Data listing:
────────────────

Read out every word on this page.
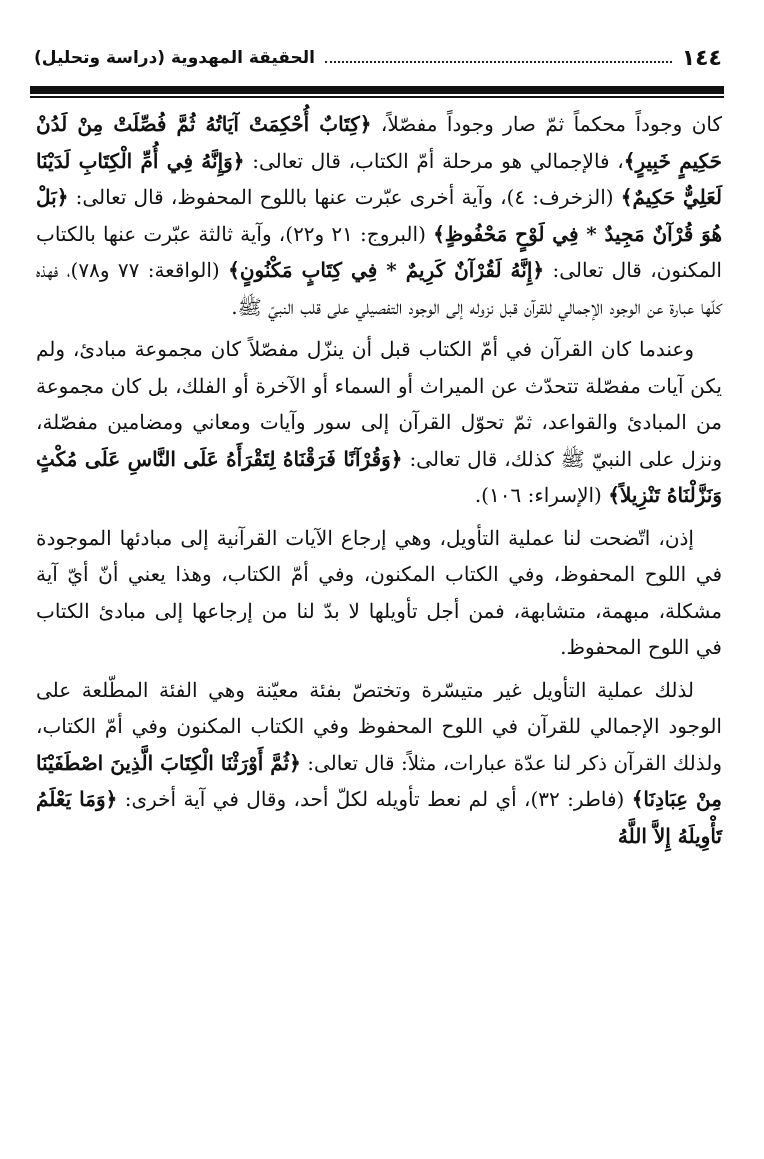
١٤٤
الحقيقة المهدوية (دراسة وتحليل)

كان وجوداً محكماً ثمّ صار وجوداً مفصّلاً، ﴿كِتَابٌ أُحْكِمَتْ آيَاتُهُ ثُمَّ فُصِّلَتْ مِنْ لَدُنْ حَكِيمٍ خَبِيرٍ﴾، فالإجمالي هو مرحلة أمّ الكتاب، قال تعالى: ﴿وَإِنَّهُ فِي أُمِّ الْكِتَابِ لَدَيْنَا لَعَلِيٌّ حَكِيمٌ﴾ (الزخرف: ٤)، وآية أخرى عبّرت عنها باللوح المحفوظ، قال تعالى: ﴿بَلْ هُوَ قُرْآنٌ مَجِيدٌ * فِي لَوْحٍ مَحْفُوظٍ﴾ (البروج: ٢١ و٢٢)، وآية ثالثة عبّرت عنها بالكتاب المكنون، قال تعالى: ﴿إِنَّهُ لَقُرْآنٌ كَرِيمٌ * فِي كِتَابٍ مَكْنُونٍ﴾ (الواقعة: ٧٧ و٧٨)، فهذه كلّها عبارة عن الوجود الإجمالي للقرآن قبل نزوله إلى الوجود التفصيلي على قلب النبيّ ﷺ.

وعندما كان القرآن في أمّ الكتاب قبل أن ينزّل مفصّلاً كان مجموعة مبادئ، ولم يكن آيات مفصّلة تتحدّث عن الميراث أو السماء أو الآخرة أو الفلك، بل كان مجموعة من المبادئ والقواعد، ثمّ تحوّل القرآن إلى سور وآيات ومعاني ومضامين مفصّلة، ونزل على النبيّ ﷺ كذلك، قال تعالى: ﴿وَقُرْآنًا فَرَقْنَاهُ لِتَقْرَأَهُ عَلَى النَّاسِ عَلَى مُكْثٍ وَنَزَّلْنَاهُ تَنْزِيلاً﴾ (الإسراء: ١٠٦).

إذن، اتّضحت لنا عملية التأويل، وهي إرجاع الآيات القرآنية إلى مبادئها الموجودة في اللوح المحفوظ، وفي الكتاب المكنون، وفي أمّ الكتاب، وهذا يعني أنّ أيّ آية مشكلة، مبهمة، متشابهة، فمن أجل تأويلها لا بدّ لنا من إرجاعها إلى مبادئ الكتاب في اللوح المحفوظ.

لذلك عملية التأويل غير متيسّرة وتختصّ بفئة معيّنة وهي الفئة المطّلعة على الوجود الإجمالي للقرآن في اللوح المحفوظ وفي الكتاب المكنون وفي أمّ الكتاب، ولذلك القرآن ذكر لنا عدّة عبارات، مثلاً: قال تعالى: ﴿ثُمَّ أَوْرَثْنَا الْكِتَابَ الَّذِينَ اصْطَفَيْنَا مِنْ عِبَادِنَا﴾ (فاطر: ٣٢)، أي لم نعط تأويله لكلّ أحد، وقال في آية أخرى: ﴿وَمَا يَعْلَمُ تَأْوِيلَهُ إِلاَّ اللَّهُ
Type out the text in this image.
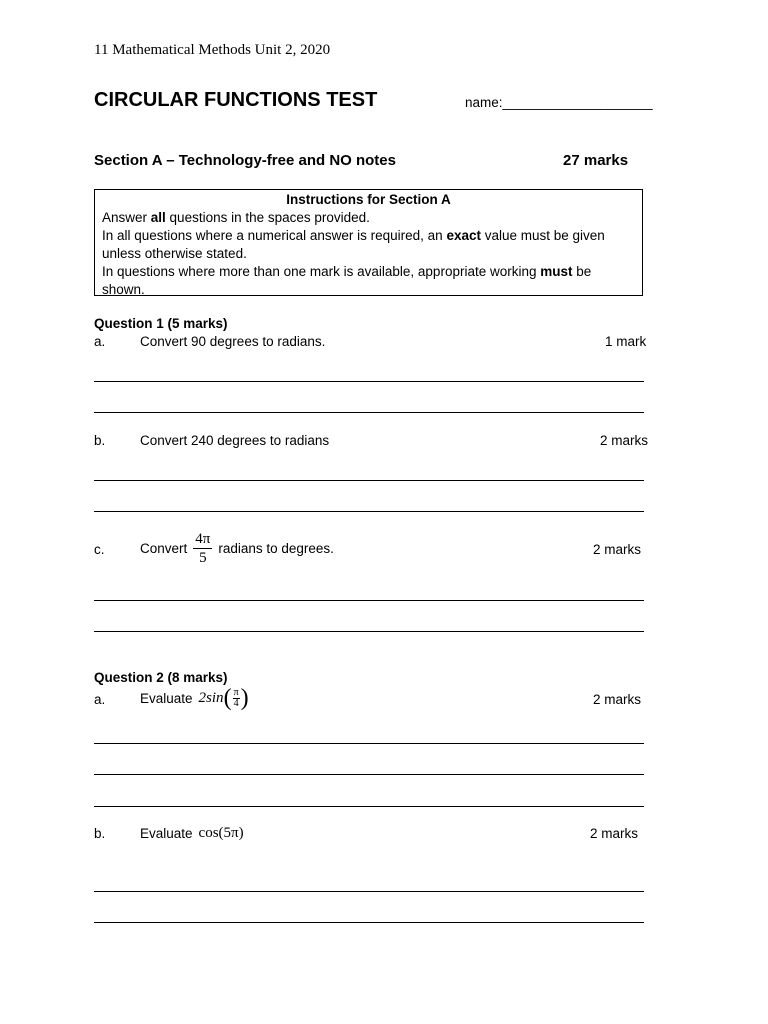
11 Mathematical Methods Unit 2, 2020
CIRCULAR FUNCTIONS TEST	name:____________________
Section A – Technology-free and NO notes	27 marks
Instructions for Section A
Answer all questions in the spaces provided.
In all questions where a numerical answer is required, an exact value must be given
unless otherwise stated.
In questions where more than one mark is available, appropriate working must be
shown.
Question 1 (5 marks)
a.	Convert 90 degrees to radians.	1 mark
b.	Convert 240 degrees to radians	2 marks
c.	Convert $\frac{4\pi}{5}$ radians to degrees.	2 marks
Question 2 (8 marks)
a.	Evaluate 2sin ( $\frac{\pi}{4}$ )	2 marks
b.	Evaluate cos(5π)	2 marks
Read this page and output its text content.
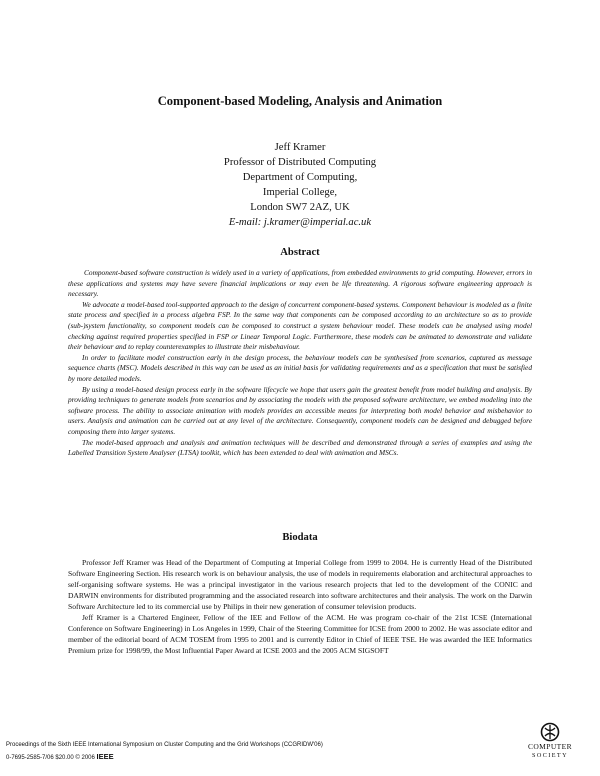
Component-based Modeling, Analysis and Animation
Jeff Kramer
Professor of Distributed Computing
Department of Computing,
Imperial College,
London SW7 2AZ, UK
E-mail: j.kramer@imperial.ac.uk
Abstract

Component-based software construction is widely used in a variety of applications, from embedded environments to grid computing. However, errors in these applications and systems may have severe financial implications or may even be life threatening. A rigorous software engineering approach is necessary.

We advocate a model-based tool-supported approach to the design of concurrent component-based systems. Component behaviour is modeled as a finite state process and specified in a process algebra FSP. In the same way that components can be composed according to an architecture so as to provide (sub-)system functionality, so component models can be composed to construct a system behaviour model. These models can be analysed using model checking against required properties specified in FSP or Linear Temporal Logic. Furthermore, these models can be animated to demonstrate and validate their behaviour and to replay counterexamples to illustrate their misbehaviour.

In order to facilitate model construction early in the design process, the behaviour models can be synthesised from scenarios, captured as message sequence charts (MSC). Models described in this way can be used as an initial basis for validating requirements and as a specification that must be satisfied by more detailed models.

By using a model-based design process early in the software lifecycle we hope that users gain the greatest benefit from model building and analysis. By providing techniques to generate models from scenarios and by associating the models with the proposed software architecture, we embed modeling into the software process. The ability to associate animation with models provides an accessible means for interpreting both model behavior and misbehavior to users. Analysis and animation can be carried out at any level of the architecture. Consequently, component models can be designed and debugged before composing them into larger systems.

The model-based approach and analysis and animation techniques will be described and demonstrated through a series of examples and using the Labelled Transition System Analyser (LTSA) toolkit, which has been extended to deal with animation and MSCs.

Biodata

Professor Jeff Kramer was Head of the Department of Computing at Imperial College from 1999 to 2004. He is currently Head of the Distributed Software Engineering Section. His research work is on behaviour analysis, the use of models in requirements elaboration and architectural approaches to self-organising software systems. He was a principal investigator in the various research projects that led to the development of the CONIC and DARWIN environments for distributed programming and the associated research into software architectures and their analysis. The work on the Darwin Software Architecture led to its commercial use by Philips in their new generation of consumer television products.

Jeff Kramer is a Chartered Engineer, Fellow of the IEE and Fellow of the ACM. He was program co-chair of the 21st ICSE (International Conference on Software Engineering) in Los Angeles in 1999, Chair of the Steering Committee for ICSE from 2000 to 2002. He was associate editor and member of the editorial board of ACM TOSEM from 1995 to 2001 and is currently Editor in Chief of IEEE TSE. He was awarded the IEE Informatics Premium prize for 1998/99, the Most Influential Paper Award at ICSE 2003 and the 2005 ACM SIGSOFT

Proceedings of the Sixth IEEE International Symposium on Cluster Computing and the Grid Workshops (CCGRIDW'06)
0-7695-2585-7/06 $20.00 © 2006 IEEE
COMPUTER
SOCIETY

────────────────

The problem:
Scan the material above for the string "degrees" and return the lines that hold it.

Answer to the exercise:
a.	Convert 90 degrees to radians.	1 mark
b.	Convert 240 degrees to radians	2 marks
c.	Convert $\frac{4\pi}{5}$ radians to degrees.	2 marks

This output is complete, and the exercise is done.